What the exercise asks: Put each line of the material below into a numbered list, omitting any blank lines.

Records shown:
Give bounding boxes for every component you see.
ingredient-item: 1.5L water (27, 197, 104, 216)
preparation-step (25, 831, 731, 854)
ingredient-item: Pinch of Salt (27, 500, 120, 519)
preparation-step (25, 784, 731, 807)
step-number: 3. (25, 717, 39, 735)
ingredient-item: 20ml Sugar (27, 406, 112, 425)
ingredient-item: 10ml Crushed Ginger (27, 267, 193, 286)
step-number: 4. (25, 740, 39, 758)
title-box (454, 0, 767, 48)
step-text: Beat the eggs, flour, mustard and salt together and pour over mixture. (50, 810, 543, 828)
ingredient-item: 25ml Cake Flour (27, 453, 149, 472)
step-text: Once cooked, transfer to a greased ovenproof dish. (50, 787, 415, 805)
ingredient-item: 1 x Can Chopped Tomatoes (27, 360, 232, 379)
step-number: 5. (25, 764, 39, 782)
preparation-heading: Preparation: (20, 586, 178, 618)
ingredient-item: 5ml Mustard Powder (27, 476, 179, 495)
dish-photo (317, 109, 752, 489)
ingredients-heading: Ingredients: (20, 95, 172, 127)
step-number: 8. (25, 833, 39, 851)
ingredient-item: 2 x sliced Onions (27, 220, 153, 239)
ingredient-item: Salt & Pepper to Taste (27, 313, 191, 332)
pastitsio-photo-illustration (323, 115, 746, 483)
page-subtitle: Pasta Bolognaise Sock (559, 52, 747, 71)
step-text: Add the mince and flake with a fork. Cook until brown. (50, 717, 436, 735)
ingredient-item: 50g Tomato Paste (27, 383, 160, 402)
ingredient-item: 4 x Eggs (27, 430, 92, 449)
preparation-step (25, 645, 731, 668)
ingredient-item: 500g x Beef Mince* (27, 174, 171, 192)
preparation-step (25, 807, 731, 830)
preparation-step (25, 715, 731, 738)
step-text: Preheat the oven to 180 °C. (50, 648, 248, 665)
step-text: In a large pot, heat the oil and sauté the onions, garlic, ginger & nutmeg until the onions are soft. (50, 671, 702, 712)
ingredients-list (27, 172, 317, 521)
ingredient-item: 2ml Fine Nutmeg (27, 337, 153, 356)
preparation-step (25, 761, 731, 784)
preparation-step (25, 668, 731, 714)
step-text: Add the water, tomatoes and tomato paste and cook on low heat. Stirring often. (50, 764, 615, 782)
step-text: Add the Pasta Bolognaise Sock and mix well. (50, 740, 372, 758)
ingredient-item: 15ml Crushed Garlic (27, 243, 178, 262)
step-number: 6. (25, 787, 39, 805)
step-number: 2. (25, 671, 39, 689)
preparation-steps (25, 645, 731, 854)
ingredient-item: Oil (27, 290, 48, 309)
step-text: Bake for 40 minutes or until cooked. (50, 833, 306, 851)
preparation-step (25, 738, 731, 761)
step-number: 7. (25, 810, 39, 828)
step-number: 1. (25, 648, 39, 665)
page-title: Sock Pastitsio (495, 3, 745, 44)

Complete output:
1. Give bounding boxes for every component you see.
2. ingredient-item: 1.5L water (27, 197, 104, 216)
3. preparation-step (25, 831, 731, 854)
4. ingredient-item: Pinch of Salt (27, 500, 120, 519)
5. preparation-step (25, 784, 731, 807)
6. step-number: 3. (25, 717, 39, 735)
7. ingredient-item: 20ml Sugar (27, 406, 112, 425)
8. ingredient-item: 10ml Crushed Ginger (27, 267, 193, 286)
9. step-number: 4. (25, 740, 39, 758)
10. title-box (454, 0, 767, 48)
11. step-text: Beat the eggs, flour, mustard and salt together and pour over mixture. (50, 810, 543, 828)
12. ingredient-item: 25ml Cake Flour (27, 453, 149, 472)
13. step-text: Once cooked, transfer to a greased ovenproof dish. (50, 787, 415, 805)
14. ingredient-item: 1 x Can Chopped Tomatoes (27, 360, 232, 379)
15. step-number: 5. (25, 764, 39, 782)
16. preparation-heading: Preparation: (20, 586, 178, 618)
17. ingredient-item: 5ml Mustard Powder (27, 476, 179, 495)
18. dish-photo (317, 109, 752, 489)
19. ingredients-heading: Ingredients: (20, 95, 172, 127)
20. step-number: 8. (25, 833, 39, 851)
21. ingredient-item: 2 x sliced Onions (27, 220, 153, 239)
22. ingredient-item: Salt & Pepper to Taste (27, 313, 191, 332)
23. pastitsio-photo-illustration (323, 115, 746, 483)
24. page-subtitle: Pasta Bolognaise Sock (559, 52, 747, 71)
25. step-text: Add the mince and flake with a fork. Cook until brown. (50, 717, 436, 735)
26. ingredient-item: 50g Tomato Paste (27, 383, 160, 402)
27. ingredient-item: 4 x Eggs (27, 430, 92, 449)
28. preparation-step (25, 645, 731, 668)
29. ingredient-item: 500g x Beef Mince* (27, 174, 171, 192)
30. preparation-step (25, 807, 731, 830)
31. preparation-step (25, 715, 731, 738)
32. step-text: Preheat the oven to 180 °C. (50, 648, 248, 665)
33. step-text: In a large pot, heat the oil and sauté the onions, garlic, ginger & nutmeg until the onions are soft. (50, 671, 702, 712)
34. ingredients-list (27, 172, 317, 521)
35. ingredient-item: 2ml Fine Nutmeg (27, 337, 153, 356)
36. preparation-step (25, 761, 731, 784)
37. preparation-step (25, 668, 731, 714)
38. step-text: Add the water, tomatoes and tomato paste and cook on low heat. Stirring often. (50, 764, 615, 782)
39. step-text: Add the Pasta Bolognaise Sock and mix well. (50, 740, 372, 758)
40. ingredient-item: 15ml Crushed Garlic (27, 243, 178, 262)
41. step-number: 6. (25, 787, 39, 805)
42. step-number: 2. (25, 671, 39, 689)
43. preparation-steps (25, 645, 731, 854)
44. ingredient-item: Oil (27, 290, 48, 309)
45. step-text: Bake for 40 minutes or until cooked. (50, 833, 306, 851)
46. preparation-step (25, 738, 731, 761)
47. step-number: 7. (25, 810, 39, 828)
48. step-number: 1. (25, 648, 39, 665)
49. page-title: Sock Pastitsio (495, 3, 745, 44)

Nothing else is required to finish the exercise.